» Instruction
Select the lines that contain "Brent" and copy each of them.
--- start of Listing ---
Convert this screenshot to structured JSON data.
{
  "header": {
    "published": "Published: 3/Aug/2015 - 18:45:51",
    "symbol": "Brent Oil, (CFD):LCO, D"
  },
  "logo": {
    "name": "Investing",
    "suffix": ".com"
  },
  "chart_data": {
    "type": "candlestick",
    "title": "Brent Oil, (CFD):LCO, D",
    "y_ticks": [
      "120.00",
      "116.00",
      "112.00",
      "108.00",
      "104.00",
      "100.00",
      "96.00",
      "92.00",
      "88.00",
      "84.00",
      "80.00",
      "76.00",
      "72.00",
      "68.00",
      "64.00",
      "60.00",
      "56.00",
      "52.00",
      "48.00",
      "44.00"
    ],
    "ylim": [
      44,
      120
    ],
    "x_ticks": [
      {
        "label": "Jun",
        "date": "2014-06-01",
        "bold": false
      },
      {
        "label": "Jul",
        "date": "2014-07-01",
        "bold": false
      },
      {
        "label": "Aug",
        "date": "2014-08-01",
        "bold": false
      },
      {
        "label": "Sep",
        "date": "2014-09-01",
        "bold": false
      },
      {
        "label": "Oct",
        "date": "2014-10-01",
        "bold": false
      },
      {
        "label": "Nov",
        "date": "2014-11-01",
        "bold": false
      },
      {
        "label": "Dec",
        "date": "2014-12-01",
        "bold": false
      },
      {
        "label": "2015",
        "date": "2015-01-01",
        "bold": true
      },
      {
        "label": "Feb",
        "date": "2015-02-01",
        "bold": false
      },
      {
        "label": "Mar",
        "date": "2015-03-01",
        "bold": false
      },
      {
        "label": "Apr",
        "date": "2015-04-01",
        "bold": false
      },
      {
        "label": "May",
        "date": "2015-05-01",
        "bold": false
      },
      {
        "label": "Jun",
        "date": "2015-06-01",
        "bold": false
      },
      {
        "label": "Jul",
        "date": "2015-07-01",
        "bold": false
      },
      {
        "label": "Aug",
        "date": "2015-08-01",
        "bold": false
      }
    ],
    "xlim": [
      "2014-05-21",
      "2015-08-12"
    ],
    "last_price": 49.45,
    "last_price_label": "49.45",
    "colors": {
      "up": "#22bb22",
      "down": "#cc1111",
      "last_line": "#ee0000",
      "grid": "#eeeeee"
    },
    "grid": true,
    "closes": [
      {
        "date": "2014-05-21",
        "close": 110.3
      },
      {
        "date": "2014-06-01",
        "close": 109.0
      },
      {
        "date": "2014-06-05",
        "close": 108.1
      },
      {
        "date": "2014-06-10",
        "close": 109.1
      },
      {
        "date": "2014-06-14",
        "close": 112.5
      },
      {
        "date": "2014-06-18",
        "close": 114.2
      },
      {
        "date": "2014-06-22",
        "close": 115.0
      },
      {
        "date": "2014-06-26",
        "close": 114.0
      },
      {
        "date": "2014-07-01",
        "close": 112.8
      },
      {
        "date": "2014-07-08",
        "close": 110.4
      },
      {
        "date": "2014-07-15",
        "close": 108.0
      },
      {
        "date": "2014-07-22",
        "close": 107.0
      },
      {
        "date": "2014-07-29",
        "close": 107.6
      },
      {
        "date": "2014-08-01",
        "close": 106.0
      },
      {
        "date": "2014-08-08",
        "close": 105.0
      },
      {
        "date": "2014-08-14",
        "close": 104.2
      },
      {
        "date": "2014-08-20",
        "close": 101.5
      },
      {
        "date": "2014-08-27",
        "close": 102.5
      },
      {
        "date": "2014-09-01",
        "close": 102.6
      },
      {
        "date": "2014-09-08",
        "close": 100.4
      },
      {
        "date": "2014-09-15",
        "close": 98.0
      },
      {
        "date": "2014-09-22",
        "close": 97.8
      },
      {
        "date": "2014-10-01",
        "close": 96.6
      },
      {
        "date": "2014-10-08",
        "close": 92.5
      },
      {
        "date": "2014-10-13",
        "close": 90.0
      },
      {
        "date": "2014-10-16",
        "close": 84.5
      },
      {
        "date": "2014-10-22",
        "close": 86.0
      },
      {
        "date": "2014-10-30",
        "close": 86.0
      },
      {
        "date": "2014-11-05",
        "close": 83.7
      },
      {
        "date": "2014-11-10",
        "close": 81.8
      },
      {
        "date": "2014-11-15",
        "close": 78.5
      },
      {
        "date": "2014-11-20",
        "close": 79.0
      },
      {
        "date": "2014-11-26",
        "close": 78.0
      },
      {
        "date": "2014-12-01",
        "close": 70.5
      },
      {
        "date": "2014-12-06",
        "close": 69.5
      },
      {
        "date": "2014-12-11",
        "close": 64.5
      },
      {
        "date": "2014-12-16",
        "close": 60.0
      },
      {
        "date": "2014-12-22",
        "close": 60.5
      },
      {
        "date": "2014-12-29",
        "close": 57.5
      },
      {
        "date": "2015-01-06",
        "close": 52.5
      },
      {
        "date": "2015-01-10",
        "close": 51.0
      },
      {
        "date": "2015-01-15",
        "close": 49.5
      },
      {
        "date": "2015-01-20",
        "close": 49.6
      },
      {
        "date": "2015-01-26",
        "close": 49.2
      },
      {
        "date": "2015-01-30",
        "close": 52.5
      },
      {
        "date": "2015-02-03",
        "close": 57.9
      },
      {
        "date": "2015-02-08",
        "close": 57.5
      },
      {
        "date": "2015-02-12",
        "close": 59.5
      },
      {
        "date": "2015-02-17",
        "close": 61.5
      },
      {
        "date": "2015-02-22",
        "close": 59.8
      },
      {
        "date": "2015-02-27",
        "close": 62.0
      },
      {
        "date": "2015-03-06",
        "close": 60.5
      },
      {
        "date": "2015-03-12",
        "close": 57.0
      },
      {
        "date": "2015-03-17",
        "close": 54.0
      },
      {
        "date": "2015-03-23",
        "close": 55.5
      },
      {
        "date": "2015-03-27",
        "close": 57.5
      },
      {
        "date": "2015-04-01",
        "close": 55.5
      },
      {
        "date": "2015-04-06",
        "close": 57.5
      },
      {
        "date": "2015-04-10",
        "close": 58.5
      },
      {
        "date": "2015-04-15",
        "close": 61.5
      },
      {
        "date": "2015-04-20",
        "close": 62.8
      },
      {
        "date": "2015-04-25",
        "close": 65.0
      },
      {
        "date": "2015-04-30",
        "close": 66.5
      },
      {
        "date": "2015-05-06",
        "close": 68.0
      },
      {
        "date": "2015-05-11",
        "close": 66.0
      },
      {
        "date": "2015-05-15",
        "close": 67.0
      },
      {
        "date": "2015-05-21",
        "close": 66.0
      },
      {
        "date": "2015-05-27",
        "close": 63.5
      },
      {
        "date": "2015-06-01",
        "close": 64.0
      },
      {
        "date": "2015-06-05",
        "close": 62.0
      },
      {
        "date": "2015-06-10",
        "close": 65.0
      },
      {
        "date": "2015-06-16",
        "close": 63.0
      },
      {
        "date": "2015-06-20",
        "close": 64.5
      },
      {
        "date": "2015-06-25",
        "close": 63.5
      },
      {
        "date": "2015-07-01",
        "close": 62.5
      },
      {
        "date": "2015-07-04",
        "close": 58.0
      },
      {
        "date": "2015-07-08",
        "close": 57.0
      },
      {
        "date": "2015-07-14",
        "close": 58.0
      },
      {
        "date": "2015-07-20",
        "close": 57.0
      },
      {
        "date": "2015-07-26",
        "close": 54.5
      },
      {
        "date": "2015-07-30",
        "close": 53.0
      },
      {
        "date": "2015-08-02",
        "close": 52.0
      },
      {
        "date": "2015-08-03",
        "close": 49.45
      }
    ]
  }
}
--- end of Listing ---
» Output of the task
    "symbol": "Brent Oil, (CFD):LCO, D"
    "title": "Brent Oil, (CFD):LCO, D",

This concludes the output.